* _Written request_
Print the full listing exactly.

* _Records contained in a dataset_
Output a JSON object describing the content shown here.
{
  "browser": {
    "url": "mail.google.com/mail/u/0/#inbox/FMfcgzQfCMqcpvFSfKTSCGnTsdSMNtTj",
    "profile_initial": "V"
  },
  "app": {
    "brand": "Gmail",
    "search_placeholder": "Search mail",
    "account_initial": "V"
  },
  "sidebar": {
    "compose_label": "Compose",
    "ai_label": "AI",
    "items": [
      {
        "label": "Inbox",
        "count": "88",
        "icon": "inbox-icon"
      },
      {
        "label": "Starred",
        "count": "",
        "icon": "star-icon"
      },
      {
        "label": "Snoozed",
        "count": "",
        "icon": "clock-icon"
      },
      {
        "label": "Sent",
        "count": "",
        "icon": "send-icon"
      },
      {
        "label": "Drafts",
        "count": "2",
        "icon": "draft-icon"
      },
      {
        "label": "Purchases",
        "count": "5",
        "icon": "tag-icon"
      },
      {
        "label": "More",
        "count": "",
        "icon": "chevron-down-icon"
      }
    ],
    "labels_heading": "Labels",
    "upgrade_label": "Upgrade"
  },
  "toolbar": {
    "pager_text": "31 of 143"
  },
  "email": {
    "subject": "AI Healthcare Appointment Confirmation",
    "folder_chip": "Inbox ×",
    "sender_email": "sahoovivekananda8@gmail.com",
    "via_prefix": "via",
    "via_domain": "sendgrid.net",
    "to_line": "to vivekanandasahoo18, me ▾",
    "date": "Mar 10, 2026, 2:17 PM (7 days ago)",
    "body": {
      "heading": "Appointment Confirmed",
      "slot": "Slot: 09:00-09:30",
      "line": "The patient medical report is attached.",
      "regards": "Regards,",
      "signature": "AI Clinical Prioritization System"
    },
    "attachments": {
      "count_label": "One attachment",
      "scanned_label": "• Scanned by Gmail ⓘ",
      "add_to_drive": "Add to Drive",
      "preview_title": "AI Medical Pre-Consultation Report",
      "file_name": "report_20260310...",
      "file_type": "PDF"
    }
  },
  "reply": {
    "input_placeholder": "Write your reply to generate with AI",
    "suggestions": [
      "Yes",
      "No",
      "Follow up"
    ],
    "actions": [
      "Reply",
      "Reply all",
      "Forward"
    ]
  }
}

* _Complete answer_
Output a JSON object describing the content shown here.
{
  "browser": {
    "url": "mail.google.com/mail/u/0/#inbox/FMfcgzQfCMqcpvFSfKTSCGnTsdSMNtTj",
    "profile_initial": "V"
  },
  "app": {
    "brand": "Gmail",
    "search_placeholder": "Search mail",
    "account_initial": "V"
  },
  "sidebar": {
    "compose_label": "Compose",
    "ai_label": "AI",
    "items": [
      {
        "label": "Inbox",
        "count": "88",
        "icon": "inbox-icon"
      },
      {
        "label": "Starred",
        "count": "",
        "icon": "star-icon"
      },
      {
        "label": "Snoozed",
        "count": "",
        "icon": "clock-icon"
      },
      {
        "label": "Sent",
        "count": "",
        "icon": "send-icon"
      },
      {
        "label": "Drafts",
        "count": "2",
        "icon": "draft-icon"
      },
      {
        "label": "Purchases",
        "count": "5",
        "icon": "tag-icon"
      },
      {
        "label": "More",
        "count": "",
        "icon": "chevron-down-icon"
      }
    ],
    "labels_heading": "Labels",
    "upgrade_label": "Upgrade"
  },
  "toolbar": {
    "pager_text": "31 of 143"
  },
  "email": {
    "subject": "AI Healthcare Appointment Confirmation",
    "folder_chip": "Inbox ×",
    "sender_email": "sahoovivekananda8@gmail.com",
    "via_prefix": "via",
    "via_domain": "sendgrid.net",
    "to_line": "to vivekanandasahoo18, me ▾",
    "date": "Mar 10, 2026, 2:17 PM (7 days ago)",
    "body": {
      "heading": "Appointment Confirmed",
      "slot": "Slot: 09:00-09:30",
      "line": "The patient medical report is attached.",
      "regards": "Regards,",
      "signature": "AI Clinical Prioritization System"
    },
    "attachments": {
      "count_label": "One attachment",
      "scanned_label": "• Scanned by Gmail ⓘ",
      "add_to_drive": "Add to Drive",
      "preview_title": "AI Medical Pre-Consultation Report",
      "file_name": "report_20260310...",
      "file_type": "PDF"
    }
  },
  "reply": {
    "input_placeholder": "Write your reply to generate with AI",
    "suggestions": [
      "Yes",
      "No",
      "Follow up"
    ],
    "actions": [
      "Reply",
      "Reply all",
      "Forward"
    ]
  }
}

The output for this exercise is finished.